■ PROBLEM REQUIREMENTS ■
All of the lines below are to be transcribed faithfully, with pictures excluded from the copy.

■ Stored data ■
--------

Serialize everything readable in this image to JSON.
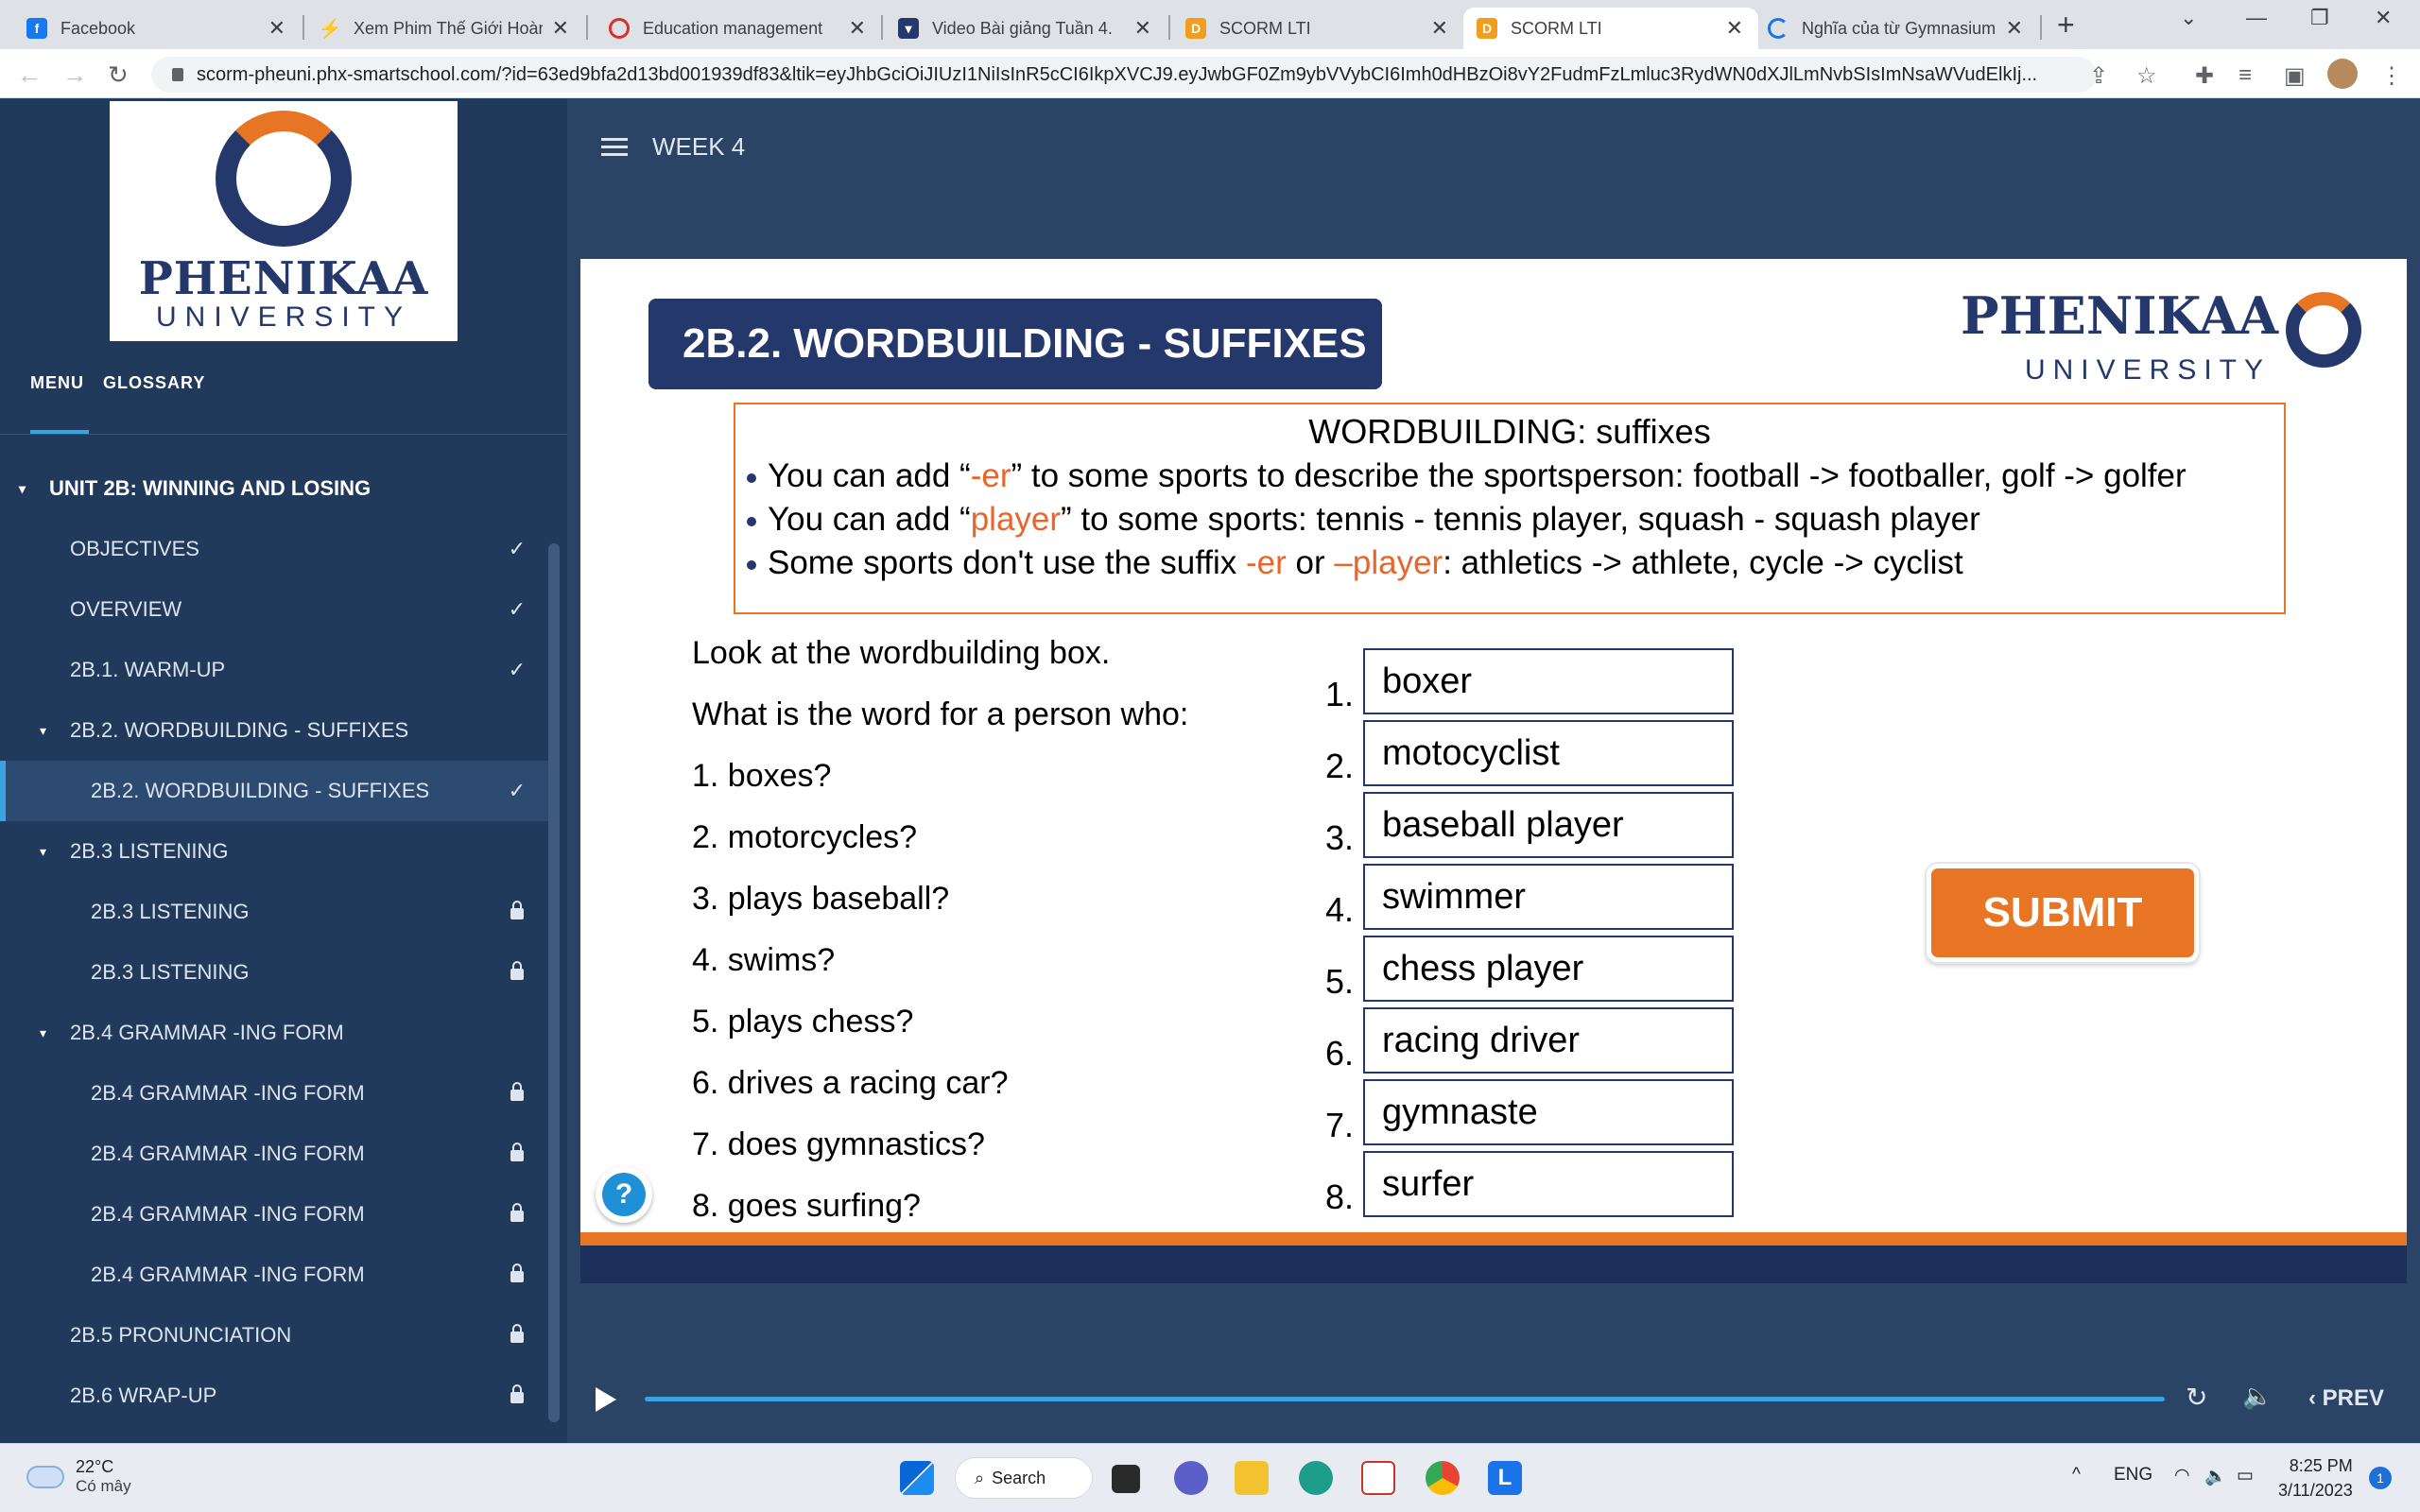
{
  "browser": {
    "tabs": [
      {
        "title": "Facebook",
        "favicon": "facebook-icon",
        "color": "#1877f2",
        "glyph": "f"
      },
      {
        "title": "Xem Phim Thế Giới Hoàn Mỹ",
        "favicon": "lightning-icon",
        "color": "#f5a623",
        "glyph": "⚡"
      },
      {
        "title": "Education management",
        "favicon": "education-icon",
        "color": "#d93025",
        "glyph": "◔"
      },
      {
        "title": "Video Bài giảng Tuần 4.",
        "favicon": "university-icon",
        "color": "#24386b",
        "glyph": "▾"
      },
      {
        "title": "SCORM LTI",
        "favicon": "scorm-icon",
        "color": "#f29d1c",
        "glyph": "D"
      },
      {
        "title": "SCORM LTI",
        "favicon": "scorm-icon",
        "color": "#f29d1c",
        "glyph": "D"
      },
      {
        "title": "Nghĩa của từ Gymnasium",
        "favicon": "loading-icon",
        "color": "#1a73e8",
        "glyph": "◌"
      }
    ],
    "url": "scorm-pheuni.phx-smartschool.com/?id=63ed9bfa2d13bd001939df83&ltik=eyJhbGciOiJIUzI1NiIsInR5cCI6IkpXVCJ9.eyJwbGF0Zm9ybVVybCI6Imh0dHBzOi8vY2FudmFzLmluc3RydWN0dXJlLmNvbSIsImNsaWVudElkIj..."
  },
  "sidebar": {
    "logo_word": "PHENIKAA",
    "logo_sub": "UNIVERSITY",
    "tabs": [
      "MENU",
      "GLOSSARY"
    ],
    "items": [
      {
        "label": "UNIT 2B: WINNING AND LOSING",
        "level": "unit",
        "state": "caret"
      },
      {
        "label": "OBJECTIVES",
        "level": "l1",
        "state": "check"
      },
      {
        "label": "OVERVIEW",
        "level": "l1",
        "state": "check"
      },
      {
        "label": "2B.1. WARM-UP",
        "level": "l1",
        "state": "check"
      },
      {
        "label": "2B.2. WORDBUILDING - SUFFIXES",
        "level": "l1c",
        "state": "caret"
      },
      {
        "label": "2B.2. WORDBUILDING - SUFFIXES",
        "level": "l2",
        "state": "check",
        "active": true
      },
      {
        "label": "2B.3 LISTENING",
        "level": "l1c",
        "state": "caret"
      },
      {
        "label": "2B.3 LISTENING",
        "level": "l2",
        "state": "lock"
      },
      {
        "label": "2B.3 LISTENING",
        "level": "l2",
        "state": "lock"
      },
      {
        "label": "2B.4 GRAMMAR -ING FORM",
        "level": "l1c",
        "state": "caret"
      },
      {
        "label": "2B.4 GRAMMAR -ING FORM",
        "level": "l2",
        "state": "lock"
      },
      {
        "label": "2B.4 GRAMMAR -ING FORM",
        "level": "l2",
        "state": "lock"
      },
      {
        "label": "2B.4 GRAMMAR -ING FORM",
        "level": "l2",
        "state": "lock"
      },
      {
        "label": "2B.4 GRAMMAR -ING FORM",
        "level": "l2",
        "state": "lock"
      },
      {
        "label": "2B.5 PRONUNCIATION",
        "level": "l1",
        "state": "lock"
      },
      {
        "label": "2B.6 WRAP-UP",
        "level": "l1",
        "state": "lock"
      }
    ]
  },
  "main": {
    "week": "WEEK 4",
    "slide_title": "2B.2. WORDBUILDING - SUFFIXES",
    "logo_word": "PHENIKAA",
    "logo_sub": "UNIVERSITY",
    "wordbuilding": {
      "title": "WORDBUILDING: suffixes",
      "line1": {
        "a": "You can add “",
        "hl": "-er",
        "b": "” to some sports to describe the sportsperson:  football -> footballer, golf -> golfer"
      },
      "line2": {
        "a": "You can add “",
        "hl": "player",
        "b": "” to some sports: tennis - tennis player, squash - squash player"
      },
      "line3": {
        "a": "Some sports don't use the suffix ",
        "hl": "-er",
        "mid": " or ",
        "hl2": "–player",
        "b": ": athletics -> athlete, cycle -> cyclist"
      }
    },
    "instruction1": "Look at the wordbuilding box.",
    "instruction2": "What is the word for a person who:",
    "questions": [
      "1. boxes?",
      "2. motorcycles?",
      "3. plays baseball?",
      "4. swims?",
      "5. plays chess?",
      "6. drives a racing car?",
      "7. does gymnastics?",
      "8. goes surfing?"
    ],
    "numbers": [
      "1.",
      "2.",
      "3.",
      "4.",
      "5.",
      "6.",
      "7.",
      "8."
    ],
    "answers": [
      "boxer",
      "motocyclist",
      "baseball player",
      "swimmer",
      "chess player",
      "racing driver",
      "gymnaste",
      "surfer"
    ],
    "submit_label": "SUBMIT",
    "help_label": "?"
  },
  "player": {
    "prev_label": "PREV"
  },
  "taskbar": {
    "temp": "22°C",
    "weather": "Có mây",
    "search_label": "Search",
    "lang": "ENG",
    "time": "8:25 PM",
    "date": "3/11/2023",
    "notifications": "1"
  },
  "colors": {
    "accent_orange": "#e87524",
    "navy": "#24386b",
    "sidebar_bg": "#213a5b",
    "highlight": "#e8662b"
  }
}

--------

■ ANSWER BELOW ■
Serialize everything readable in this image to JSON.
{
  "browser": {
    "tabs": [
      {
        "title": "Facebook",
        "favicon": "facebook-icon",
        "color": "#1877f2",
        "glyph": "f"
      },
      {
        "title": "Xem Phim Thế Giới Hoàn Mỹ",
        "favicon": "lightning-icon",
        "color": "#f5a623",
        "glyph": "⚡"
      },
      {
        "title": "Education management",
        "favicon": "education-icon",
        "color": "#d93025",
        "glyph": "◔"
      },
      {
        "title": "Video Bài giảng Tuần 4.",
        "favicon": "university-icon",
        "color": "#24386b",
        "glyph": "▾"
      },
      {
        "title": "SCORM LTI",
        "favicon": "scorm-icon",
        "color": "#f29d1c",
        "glyph": "D"
      },
      {
        "title": "SCORM LTI",
        "favicon": "scorm-icon",
        "color": "#f29d1c",
        "glyph": "D"
      },
      {
        "title": "Nghĩa của từ Gymnasium",
        "favicon": "loading-icon",
        "color": "#1a73e8",
        "glyph": "◌"
      }
    ],
    "url": "scorm-pheuni.phx-smartschool.com/?id=63ed9bfa2d13bd001939df83&ltik=eyJhbGciOiJIUzI1NiIsInR5cCI6IkpXVCJ9.eyJwbGF0Zm9ybVVybCI6Imh0dHBzOi8vY2FudmFzLmluc3RydWN0dXJlLmNvbSIsImNsaWVudElkIj..."
  },
  "sidebar": {
    "logo_word": "PHENIKAA",
    "logo_sub": "UNIVERSITY",
    "tabs": [
      "MENU",
      "GLOSSARY"
    ],
    "items": [
      {
        "label": "UNIT 2B: WINNING AND LOSING",
        "level": "unit",
        "state": "caret"
      },
      {
        "label": "OBJECTIVES",
        "level": "l1",
        "state": "check"
      },
      {
        "label": "OVERVIEW",
        "level": "l1",
        "state": "check"
      },
      {
        "label": "2B.1. WARM-UP",
        "level": "l1",
        "state": "check"
      },
      {
        "label": "2B.2. WORDBUILDING - SUFFIXES",
        "level": "l1c",
        "state": "caret"
      },
      {
        "label": "2B.2. WORDBUILDING - SUFFIXES",
        "level": "l2",
        "state": "check",
        "active": true
      },
      {
        "label": "2B.3 LISTENING",
        "level": "l1c",
        "state": "caret"
      },
      {
        "label": "2B.3 LISTENING",
        "level": "l2",
        "state": "lock"
      },
      {
        "label": "2B.3 LISTENING",
        "level": "l2",
        "state": "lock"
      },
      {
        "label": "2B.4 GRAMMAR -ING FORM",
        "level": "l1c",
        "state": "caret"
      },
      {
        "label": "2B.4 GRAMMAR -ING FORM",
        "level": "l2",
        "state": "lock"
      },
      {
        "label": "2B.4 GRAMMAR -ING FORM",
        "level": "l2",
        "state": "lock"
      },
      {
        "label": "2B.4 GRAMMAR -ING FORM",
        "level": "l2",
        "state": "lock"
      },
      {
        "label": "2B.4 GRAMMAR -ING FORM",
        "level": "l2",
        "state": "lock"
      },
      {
        "label": "2B.5 PRONUNCIATION",
        "level": "l1",
        "state": "lock"
      },
      {
        "label": "2B.6 WRAP-UP",
        "level": "l1",
        "state": "lock"
      }
    ]
  },
  "main": {
    "week": "WEEK 4",
    "slide_title": "2B.2. WORDBUILDING - SUFFIXES",
    "logo_word": "PHENIKAA",
    "logo_sub": "UNIVERSITY",
    "wordbuilding": {
      "title": "WORDBUILDING: suffixes",
      "line1": {
        "a": "You can add “",
        "hl": "-er",
        "b": "” to some sports to describe the sportsperson:  football -> footballer, golf -> golfer"
      },
      "line2": {
        "a": "You can add “",
        "hl": "player",
        "b": "” to some sports: tennis - tennis player, squash - squash player"
      },
      "line3": {
        "a": "Some sports don't use the suffix ",
        "hl": "-er",
        "mid": " or ",
        "hl2": "–player",
        "b": ": athletics -> athlete, cycle -> cyclist"
      }
    },
    "instruction1": "Look at the wordbuilding box.",
    "instruction2": "What is the word for a person who:",
    "questions": [
      "1. boxes?",
      "2. motorcycles?",
      "3. plays baseball?",
      "4. swims?",
      "5. plays chess?",
      "6. drives a racing car?",
      "7. does gymnastics?",
      "8. goes surfing?"
    ],
    "numbers": [
      "1.",
      "2.",
      "3.",
      "4.",
      "5.",
      "6.",
      "7.",
      "8."
    ],
    "answers": [
      "boxer",
      "motocyclist",
      "baseball player",
      "swimmer",
      "chess player",
      "racing driver",
      "gymnaste",
      "surfer"
    ],
    "submit_label": "SUBMIT",
    "help_label": "?"
  },
  "player": {
    "prev_label": "PREV"
  },
  "taskbar": {
    "temp": "22°C",
    "weather": "Có mây",
    "search_label": "Search",
    "lang": "ENG",
    "time": "8:25 PM",
    "date": "3/11/2023",
    "notifications": "1"
  },
  "colors": {
    "accent_orange": "#e87524",
    "navy": "#24386b",
    "sidebar_bg": "#213a5b",
    "highlight": "#e8662b"
  }
}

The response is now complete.